#### Your task:
Count the lines of the material that contain the string "欧洲博星汽车维修美容服务中心" and give only that number.
+-------+
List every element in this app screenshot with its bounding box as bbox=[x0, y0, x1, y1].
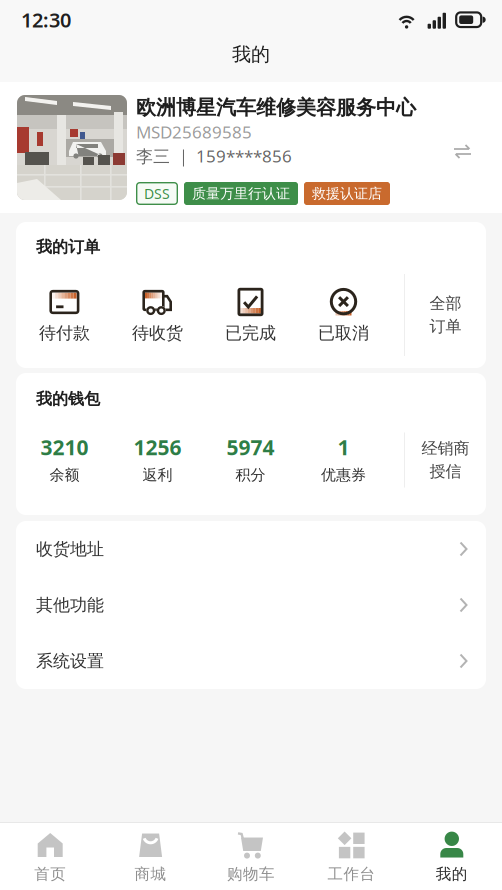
staticText: 5974 bbox=[226, 433, 274, 461]
staticText: 我的 bbox=[232, 43, 270, 66]
staticText: DSS bbox=[144, 184, 170, 203]
staticText: 我的订单 bbox=[36, 237, 100, 257]
button[interactable]: 我的 bbox=[402, 823, 502, 883]
staticText: 我的 bbox=[436, 864, 468, 884]
staticText: 12:30 bbox=[21, 6, 71, 33]
button[interactable]: 经销商 bbox=[405, 437, 486, 483]
staticText: 收货地址 bbox=[36, 539, 104, 560]
button[interactable]: 系统设置 bbox=[16, 633, 486, 689]
staticText: 授信 bbox=[430, 462, 462, 481]
button[interactable]: 1 bbox=[297, 434, 390, 486]
staticText: 经销商 bbox=[422, 439, 470, 458]
button[interactable]: 首页 bbox=[0, 823, 100, 883]
staticText: 我的钱包 bbox=[36, 389, 100, 409]
staticText: 首页 bbox=[34, 864, 66, 884]
button[interactable]: 待收货 bbox=[111, 286, 204, 344]
button[interactable]: 欧洲博星汽车维修美容服务中心 bbox=[0, 82, 502, 213]
staticText: 1 bbox=[338, 433, 350, 461]
staticText: 待收货 bbox=[132, 323, 183, 344]
staticText: 余额 bbox=[50, 466, 80, 484]
staticText: 商城 bbox=[135, 864, 167, 884]
button[interactable]: 待付款 bbox=[18, 286, 111, 344]
staticText: 3210 bbox=[40, 433, 88, 461]
staticText: 系统设置 bbox=[36, 651, 104, 672]
staticText: 已完成 bbox=[225, 323, 276, 344]
staticText: 其他功能 bbox=[36, 595, 104, 616]
staticText: 工作台 bbox=[327, 864, 375, 884]
staticText: 待付款 bbox=[39, 323, 90, 344]
staticText: MSD25689585 bbox=[136, 121, 252, 143]
staticText: 优惠券 bbox=[321, 466, 366, 484]
staticText: 质量万里行认证 bbox=[192, 185, 290, 202]
staticText: 全部 bbox=[430, 294, 462, 313]
button[interactable]: 已取消 bbox=[297, 286, 390, 344]
button[interactable]: 商城 bbox=[100, 823, 201, 883]
staticText: 购物车 bbox=[227, 864, 275, 884]
button[interactable]: 购物车 bbox=[201, 823, 301, 883]
staticText: 救援认证店 bbox=[312, 185, 382, 202]
button[interactable]: 切换门店 bbox=[454, 144, 472, 168]
button[interactable]: 已完成 bbox=[204, 286, 297, 344]
button[interactable]: 工作台 bbox=[301, 823, 402, 883]
button[interactable]: 全部 bbox=[405, 292, 486, 338]
button[interactable]: 收货地址 bbox=[16, 521, 486, 577]
button[interactable]: 其他功能 bbox=[16, 577, 486, 633]
staticText: 积分 bbox=[236, 466, 266, 484]
staticText: 李三 ｜ 159****856 bbox=[136, 145, 292, 167]
staticText: 订单 bbox=[430, 317, 462, 336]
staticText: 返利 bbox=[142, 466, 172, 484]
button[interactable]: 3210 bbox=[18, 434, 111, 486]
staticText: 1256 bbox=[134, 433, 182, 461]
button[interactable]: 1256 bbox=[111, 434, 204, 486]
staticText: 已取消 bbox=[318, 323, 369, 344]
staticText: 欧洲博星汽车维修美容服务中心 bbox=[136, 95, 416, 120]
button[interactable]: 5974 bbox=[204, 434, 297, 486]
+-------+
#### Written solution:
2